### What you are asked to do:
Copy out each line exactly as it appears.

==========

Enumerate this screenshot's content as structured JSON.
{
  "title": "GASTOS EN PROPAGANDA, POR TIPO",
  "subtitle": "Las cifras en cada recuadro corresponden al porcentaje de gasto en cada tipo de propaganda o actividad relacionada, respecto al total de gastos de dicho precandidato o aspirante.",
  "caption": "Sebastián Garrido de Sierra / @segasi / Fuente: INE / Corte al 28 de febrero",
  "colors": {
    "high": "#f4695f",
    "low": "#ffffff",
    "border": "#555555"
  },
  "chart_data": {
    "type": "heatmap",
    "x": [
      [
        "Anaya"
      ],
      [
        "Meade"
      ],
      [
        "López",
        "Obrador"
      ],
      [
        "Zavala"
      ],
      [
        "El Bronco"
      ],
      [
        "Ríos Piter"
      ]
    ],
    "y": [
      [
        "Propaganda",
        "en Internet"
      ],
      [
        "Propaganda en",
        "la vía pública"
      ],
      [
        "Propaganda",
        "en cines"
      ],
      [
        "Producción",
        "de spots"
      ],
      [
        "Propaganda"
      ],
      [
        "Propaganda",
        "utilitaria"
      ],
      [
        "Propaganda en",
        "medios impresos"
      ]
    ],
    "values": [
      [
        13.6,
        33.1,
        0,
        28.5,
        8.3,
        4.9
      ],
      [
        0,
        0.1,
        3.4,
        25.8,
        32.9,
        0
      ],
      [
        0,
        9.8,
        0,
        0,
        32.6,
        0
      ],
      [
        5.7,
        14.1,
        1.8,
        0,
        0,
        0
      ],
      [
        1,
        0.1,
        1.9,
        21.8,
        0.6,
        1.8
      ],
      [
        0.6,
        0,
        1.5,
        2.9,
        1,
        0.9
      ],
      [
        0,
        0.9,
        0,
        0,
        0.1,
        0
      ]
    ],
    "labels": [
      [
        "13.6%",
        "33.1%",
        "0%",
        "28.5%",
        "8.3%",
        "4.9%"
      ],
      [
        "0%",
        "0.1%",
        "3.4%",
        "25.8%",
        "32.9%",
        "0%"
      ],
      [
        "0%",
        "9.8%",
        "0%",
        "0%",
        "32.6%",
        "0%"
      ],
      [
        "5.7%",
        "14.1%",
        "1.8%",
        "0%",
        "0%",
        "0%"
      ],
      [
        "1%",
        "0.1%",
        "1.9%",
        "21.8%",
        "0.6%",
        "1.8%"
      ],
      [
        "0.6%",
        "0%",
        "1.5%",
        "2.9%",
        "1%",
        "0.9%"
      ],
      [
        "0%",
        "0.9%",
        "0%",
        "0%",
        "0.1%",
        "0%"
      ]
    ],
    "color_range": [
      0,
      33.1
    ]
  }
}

==========

### Result:
Enumerate this screenshot's content as structured JSON.
{
  "title": "GASTOS EN PROPAGANDA, POR TIPO",
  "subtitle": "Las cifras en cada recuadro corresponden al porcentaje de gasto en cada tipo de propaganda o actividad relacionada, respecto al total de gastos de dicho precandidato o aspirante.",
  "caption": "Sebastián Garrido de Sierra / @segasi / Fuente: INE / Corte al 28 de febrero",
  "colors": {
    "high": "#f4695f",
    "low": "#ffffff",
    "border": "#555555"
  },
  "chart_data": {
    "type": "heatmap",
    "x": [
      [
        "Anaya"
      ],
      [
        "Meade"
      ],
      [
        "López",
        "Obrador"
      ],
      [
        "Zavala"
      ],
      [
        "El Bronco"
      ],
      [
        "Ríos Piter"
      ]
    ],
    "y": [
      [
        "Propaganda",
        "en Internet"
      ],
      [
        "Propaganda en",
        "la vía pública"
      ],
      [
        "Propaganda",
        "en cines"
      ],
      [
        "Producción",
        "de spots"
      ],
      [
        "Propaganda"
      ],
      [
        "Propaganda",
        "utilitaria"
      ],
      [
        "Propaganda en",
        "medios impresos"
      ]
    ],
    "values": [
      [
        13.6,
        33.1,
        0,
        28.5,
        8.3,
        4.9
      ],
      [
        0,
        0.1,
        3.4,
        25.8,
        32.9,
        0
      ],
      [
        0,
        9.8,
        0,
        0,
        32.6,
        0
      ],
      [
        5.7,
        14.1,
        1.8,
        0,
        0,
        0
      ],
      [
        1,
        0.1,
        1.9,
        21.8,
        0.6,
        1.8
      ],
      [
        0.6,
        0,
        1.5,
        2.9,
        1,
        0.9
      ],
      [
        0,
        0.9,
        0,
        0,
        0.1,
        0
      ]
    ],
    "labels": [
      [
        "13.6%",
        "33.1%",
        "0%",
        "28.5%",
        "8.3%",
        "4.9%"
      ],
      [
        "0%",
        "0.1%",
        "3.4%",
        "25.8%",
        "32.9%",
        "0%"
      ],
      [
        "0%",
        "9.8%",
        "0%",
        "0%",
        "32.6%",
        "0%"
      ],
      [
        "5.7%",
        "14.1%",
        "1.8%",
        "0%",
        "0%",
        "0%"
      ],
      [
        "1%",
        "0.1%",
        "1.9%",
        "21.8%",
        "0.6%",
        "1.8%"
      ],
      [
        "0.6%",
        "0%",
        "1.5%",
        "2.9%",
        "1%",
        "0.9%"
      ],
      [
        "0%",
        "0.9%",
        "0%",
        "0%",
        "0.1%",
        "0%"
      ]
    ],
    "color_range": [
      0,
      33.1
    ]
  }
}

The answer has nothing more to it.